Data lines.
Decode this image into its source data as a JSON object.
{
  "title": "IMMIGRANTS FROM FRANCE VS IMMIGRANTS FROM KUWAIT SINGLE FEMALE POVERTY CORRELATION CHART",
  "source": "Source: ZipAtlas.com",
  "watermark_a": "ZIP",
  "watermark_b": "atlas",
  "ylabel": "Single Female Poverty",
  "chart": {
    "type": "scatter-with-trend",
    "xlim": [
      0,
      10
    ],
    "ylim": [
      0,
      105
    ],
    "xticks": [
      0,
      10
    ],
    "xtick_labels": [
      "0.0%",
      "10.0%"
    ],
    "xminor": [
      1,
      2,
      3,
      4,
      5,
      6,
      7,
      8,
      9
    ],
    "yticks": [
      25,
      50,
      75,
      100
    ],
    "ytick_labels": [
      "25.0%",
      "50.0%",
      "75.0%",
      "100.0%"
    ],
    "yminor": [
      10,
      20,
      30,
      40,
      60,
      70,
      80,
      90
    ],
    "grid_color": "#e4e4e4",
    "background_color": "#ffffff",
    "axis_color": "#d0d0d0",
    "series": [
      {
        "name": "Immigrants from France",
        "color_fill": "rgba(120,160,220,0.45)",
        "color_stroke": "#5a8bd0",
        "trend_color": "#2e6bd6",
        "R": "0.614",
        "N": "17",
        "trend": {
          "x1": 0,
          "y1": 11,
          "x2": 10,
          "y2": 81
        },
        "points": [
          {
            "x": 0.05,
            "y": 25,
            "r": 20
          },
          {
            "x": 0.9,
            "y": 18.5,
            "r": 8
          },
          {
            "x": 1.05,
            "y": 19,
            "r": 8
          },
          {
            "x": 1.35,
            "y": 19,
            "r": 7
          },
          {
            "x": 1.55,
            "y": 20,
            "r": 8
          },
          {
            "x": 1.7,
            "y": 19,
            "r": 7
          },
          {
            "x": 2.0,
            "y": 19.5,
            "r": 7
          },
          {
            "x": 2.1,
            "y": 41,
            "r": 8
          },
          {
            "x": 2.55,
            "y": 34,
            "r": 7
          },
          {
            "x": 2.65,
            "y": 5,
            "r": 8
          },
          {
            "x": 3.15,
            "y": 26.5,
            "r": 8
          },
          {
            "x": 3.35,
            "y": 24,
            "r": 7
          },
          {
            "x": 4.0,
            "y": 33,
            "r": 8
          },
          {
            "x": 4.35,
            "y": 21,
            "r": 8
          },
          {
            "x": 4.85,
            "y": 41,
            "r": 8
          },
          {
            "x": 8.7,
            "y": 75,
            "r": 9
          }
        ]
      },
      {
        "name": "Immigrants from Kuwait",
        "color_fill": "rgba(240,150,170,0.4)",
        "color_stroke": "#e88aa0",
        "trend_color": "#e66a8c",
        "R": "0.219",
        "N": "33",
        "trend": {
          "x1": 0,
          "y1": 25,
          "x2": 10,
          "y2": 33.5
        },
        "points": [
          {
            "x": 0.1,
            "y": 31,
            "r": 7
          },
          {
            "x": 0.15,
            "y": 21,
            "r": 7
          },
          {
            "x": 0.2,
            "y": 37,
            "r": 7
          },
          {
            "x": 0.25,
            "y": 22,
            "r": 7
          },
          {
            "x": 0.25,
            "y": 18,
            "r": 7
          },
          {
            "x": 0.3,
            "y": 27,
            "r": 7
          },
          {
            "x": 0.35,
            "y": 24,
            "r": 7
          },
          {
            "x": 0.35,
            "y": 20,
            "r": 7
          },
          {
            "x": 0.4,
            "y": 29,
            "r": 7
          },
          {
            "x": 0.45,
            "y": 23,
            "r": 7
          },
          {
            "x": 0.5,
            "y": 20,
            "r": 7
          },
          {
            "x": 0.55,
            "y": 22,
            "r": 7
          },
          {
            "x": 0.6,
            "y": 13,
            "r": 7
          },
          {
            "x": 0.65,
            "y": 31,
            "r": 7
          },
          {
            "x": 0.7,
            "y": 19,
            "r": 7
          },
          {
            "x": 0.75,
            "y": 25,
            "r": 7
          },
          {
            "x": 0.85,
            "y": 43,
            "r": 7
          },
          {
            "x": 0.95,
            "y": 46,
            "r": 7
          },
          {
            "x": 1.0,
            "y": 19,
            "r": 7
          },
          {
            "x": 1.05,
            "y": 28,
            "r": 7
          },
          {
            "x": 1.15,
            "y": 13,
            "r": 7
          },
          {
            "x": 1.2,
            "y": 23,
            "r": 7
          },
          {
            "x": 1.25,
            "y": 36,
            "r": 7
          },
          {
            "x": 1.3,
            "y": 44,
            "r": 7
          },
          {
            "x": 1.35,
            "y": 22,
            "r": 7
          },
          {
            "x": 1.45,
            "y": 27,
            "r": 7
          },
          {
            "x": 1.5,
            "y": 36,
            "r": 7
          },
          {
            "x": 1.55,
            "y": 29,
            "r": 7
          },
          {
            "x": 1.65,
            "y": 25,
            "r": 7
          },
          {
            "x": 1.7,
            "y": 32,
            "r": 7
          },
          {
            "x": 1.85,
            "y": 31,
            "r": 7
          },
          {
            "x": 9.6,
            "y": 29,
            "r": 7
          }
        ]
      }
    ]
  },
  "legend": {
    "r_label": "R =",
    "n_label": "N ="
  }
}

Required work.
Where a line of the data holds "rgba", show that line.

Solution for this problem.
        "color_fill": "rgba(120,160,220,0.45)",
        "color_fill": "rgba(240,150,170,0.4)",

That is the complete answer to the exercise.